● WRITTEN PROBLEM: Only the lines from the one containing "Read out every word on this page." through the end of the data below should be copied, each exactly as written and with both ends kept.

╭─ RECORDED DATA

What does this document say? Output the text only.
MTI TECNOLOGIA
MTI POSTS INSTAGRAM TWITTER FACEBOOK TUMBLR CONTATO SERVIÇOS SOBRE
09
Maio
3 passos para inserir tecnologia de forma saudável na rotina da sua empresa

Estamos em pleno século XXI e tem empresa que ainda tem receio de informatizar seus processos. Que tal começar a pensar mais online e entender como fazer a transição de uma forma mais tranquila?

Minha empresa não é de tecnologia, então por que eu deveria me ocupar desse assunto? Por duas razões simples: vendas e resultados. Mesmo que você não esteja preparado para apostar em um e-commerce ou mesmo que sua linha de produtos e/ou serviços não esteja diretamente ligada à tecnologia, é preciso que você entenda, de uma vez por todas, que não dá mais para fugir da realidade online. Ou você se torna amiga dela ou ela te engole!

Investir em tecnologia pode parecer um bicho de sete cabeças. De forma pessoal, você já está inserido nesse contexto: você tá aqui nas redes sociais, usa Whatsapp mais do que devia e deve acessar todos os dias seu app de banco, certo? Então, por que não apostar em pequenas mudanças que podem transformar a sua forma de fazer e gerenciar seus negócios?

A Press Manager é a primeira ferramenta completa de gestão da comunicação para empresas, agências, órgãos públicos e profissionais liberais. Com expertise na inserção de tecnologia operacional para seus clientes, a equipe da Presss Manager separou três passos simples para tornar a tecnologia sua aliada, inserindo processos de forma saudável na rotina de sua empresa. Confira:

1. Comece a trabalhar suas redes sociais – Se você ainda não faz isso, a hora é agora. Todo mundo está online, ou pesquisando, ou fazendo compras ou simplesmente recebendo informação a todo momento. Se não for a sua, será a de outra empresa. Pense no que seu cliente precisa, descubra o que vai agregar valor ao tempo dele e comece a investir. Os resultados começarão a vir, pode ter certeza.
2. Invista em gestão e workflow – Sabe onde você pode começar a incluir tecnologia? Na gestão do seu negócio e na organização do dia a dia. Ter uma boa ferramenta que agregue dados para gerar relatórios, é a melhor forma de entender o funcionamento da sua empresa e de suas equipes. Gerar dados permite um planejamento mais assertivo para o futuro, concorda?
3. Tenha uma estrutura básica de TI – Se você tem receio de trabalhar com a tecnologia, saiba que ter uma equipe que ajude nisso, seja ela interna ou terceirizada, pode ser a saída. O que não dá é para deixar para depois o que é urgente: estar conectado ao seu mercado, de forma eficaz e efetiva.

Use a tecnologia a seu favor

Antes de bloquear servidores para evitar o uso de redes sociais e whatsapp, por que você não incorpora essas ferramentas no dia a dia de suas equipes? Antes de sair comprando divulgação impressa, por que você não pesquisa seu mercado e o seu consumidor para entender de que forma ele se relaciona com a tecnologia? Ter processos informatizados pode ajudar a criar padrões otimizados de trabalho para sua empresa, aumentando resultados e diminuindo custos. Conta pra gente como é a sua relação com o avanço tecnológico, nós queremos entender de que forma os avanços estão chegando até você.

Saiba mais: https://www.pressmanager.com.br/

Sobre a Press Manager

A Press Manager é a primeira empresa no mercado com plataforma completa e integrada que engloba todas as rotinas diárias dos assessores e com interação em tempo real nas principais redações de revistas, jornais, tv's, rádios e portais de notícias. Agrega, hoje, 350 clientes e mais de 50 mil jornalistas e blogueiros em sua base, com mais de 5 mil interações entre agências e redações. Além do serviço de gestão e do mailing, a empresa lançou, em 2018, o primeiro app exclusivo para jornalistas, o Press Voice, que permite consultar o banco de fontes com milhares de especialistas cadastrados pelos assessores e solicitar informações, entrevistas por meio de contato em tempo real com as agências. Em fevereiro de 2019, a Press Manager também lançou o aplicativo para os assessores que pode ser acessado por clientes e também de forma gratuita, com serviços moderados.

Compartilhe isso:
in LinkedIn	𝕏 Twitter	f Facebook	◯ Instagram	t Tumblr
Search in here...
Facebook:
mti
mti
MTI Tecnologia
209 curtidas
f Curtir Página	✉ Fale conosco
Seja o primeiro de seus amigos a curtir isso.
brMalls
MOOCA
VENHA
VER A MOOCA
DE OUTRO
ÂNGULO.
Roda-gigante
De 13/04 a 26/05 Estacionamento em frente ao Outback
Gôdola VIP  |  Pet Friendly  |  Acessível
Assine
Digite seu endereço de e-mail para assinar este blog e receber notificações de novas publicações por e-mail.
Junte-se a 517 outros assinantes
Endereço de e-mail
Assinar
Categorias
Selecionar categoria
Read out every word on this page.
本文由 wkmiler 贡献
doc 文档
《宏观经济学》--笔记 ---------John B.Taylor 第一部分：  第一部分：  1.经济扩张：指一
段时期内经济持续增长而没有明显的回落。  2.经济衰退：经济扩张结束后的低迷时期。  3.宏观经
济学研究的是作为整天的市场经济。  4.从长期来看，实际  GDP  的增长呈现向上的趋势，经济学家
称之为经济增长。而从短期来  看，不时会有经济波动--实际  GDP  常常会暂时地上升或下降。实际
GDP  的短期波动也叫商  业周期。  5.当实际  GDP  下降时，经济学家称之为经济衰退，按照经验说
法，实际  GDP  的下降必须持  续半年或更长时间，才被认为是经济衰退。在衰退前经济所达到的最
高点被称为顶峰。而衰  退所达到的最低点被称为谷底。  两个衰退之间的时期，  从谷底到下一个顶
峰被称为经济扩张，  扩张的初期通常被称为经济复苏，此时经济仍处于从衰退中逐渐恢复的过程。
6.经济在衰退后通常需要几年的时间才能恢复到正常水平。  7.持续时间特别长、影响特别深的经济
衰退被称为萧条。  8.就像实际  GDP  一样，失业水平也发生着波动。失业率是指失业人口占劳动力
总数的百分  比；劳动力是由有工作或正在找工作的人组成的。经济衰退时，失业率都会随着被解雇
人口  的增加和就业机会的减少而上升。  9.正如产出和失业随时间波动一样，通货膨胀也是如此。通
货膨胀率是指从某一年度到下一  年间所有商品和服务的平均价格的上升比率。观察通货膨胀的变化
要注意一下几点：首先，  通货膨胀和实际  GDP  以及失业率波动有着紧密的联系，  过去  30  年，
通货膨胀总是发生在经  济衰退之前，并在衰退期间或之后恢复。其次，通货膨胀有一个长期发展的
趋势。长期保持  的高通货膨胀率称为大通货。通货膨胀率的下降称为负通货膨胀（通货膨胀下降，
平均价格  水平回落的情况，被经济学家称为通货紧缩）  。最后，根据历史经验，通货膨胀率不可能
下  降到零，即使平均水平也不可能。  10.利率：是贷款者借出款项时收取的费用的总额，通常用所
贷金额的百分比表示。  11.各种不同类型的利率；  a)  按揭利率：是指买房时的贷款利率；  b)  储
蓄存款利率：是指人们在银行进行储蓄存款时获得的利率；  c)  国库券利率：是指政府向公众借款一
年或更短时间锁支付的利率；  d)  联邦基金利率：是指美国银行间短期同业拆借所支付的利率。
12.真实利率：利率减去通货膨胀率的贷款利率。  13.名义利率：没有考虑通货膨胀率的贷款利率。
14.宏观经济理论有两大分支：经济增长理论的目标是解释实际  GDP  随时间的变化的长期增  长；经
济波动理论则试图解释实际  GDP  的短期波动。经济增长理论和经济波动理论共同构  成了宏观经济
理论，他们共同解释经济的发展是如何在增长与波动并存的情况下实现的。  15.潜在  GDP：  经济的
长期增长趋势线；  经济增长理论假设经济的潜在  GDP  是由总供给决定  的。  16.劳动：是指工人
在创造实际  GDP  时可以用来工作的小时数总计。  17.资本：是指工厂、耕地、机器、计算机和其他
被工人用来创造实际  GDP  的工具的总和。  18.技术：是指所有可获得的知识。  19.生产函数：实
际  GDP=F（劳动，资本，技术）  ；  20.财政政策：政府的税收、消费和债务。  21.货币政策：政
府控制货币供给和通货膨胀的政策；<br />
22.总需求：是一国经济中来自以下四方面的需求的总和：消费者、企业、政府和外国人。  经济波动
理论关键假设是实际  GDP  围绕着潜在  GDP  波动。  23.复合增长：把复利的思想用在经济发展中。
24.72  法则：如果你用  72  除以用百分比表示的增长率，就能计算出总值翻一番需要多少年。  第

╰─

● TASK RESPONSE:
Read out every word on this page.
本文由 wkmiler 贡献
doc 文档
《宏观经济学》--笔记 ---------John B.Taylor 第一部分：  第一部分：  1.经济扩张：指一
段时期内经济持续增长而没有明显的回落。  2.经济衰退：经济扩张结束后的低迷时期。  3.宏观经
济学研究的是作为整天的市场经济。  4.从长期来看，实际  GDP  的增长呈现向上的趋势，经济学家
称之为经济增长。而从短期来  看，不时会有经济波动--实际  GDP  常常会暂时地上升或下降。实际
GDP  的短期波动也叫商  业周期。  5.当实际  GDP  下降时，经济学家称之为经济衰退，按照经验说
法，实际  GDP  的下降必须持  续半年或更长时间，才被认为是经济衰退。在衰退前经济所达到的最
高点被称为顶峰。而衰  退所达到的最低点被称为谷底。  两个衰退之间的时期，  从谷底到下一个顶
峰被称为经济扩张，  扩张的初期通常被称为经济复苏，此时经济仍处于从衰退中逐渐恢复的过程。
6.经济在衰退后通常需要几年的时间才能恢复到正常水平。  7.持续时间特别长、影响特别深的经济
衰退被称为萧条。  8.就像实际  GDP  一样，失业水平也发生着波动。失业率是指失业人口占劳动力
总数的百分  比；劳动力是由有工作或正在找工作的人组成的。经济衰退时，失业率都会随着被解雇
人口  的增加和就业机会的减少而上升。  9.正如产出和失业随时间波动一样，通货膨胀也是如此。通
货膨胀率是指从某一年度到下一  年间所有商品和服务的平均价格的上升比率。观察通货膨胀的变化
要注意一下几点：首先，  通货膨胀和实际  GDP  以及失业率波动有着紧密的联系，  过去  30  年，
通货膨胀总是发生在经  济衰退之前，并在衰退期间或之后恢复。其次，通货膨胀有一个长期发展的
趋势。长期保持  的高通货膨胀率称为大通货。通货膨胀率的下降称为负通货膨胀（通货膨胀下降，
平均价格  水平回落的情况，被经济学家称为通货紧缩）  。最后，根据历史经验，通货膨胀率不可能
下  降到零，即使平均水平也不可能。  10.利率：是贷款者借出款项时收取的费用的总额，通常用所
贷金额的百分比表示。  11.各种不同类型的利率；  a)  按揭利率：是指买房时的贷款利率；  b)  储
蓄存款利率：是指人们在银行进行储蓄存款时获得的利率；  c)  国库券利率：是指政府向公众借款一
年或更短时间锁支付的利率；  d)  联邦基金利率：是指美国银行间短期同业拆借所支付的利率。
12.真实利率：利率减去通货膨胀率的贷款利率。  13.名义利率：没有考虑通货膨胀率的贷款利率。
14.宏观经济理论有两大分支：经济增长理论的目标是解释实际  GDP  随时间的变化的长期增  长；经
济波动理论则试图解释实际  GDP  的短期波动。经济增长理论和经济波动理论共同构  成了宏观经济
理论，他们共同解释经济的发展是如何在增长与波动并存的情况下实现的。  15.潜在  GDP：  经济的
长期增长趋势线；  经济增长理论假设经济的潜在  GDP  是由总供给决定  的。  16.劳动：是指工人
在创造实际  GDP  时可以用来工作的小时数总计。  17.资本：是指工厂、耕地、机器、计算机和其他
被工人用来创造实际  GDP  的工具的总和。  18.技术：是指所有可获得的知识。  19.生产函数：实
际  GDP=F（劳动，资本，技术）  ；  20.财政政策：政府的税收、消费和债务。  21.货币政策：政
府控制货币供给和通货膨胀的政策；<br />
22.总需求：是一国经济中来自以下四方面的需求的总和：消费者、企业、政府和外国人。  经济波动
理论关键假设是实际  GDP  围绕着潜在  GDP  波动。  23.复合增长：把复利的思想用在经济发展中。
24.72  法则：如果你用  72  除以用百分比表示的增长率，就能计算出总值翻一番需要多少年。  第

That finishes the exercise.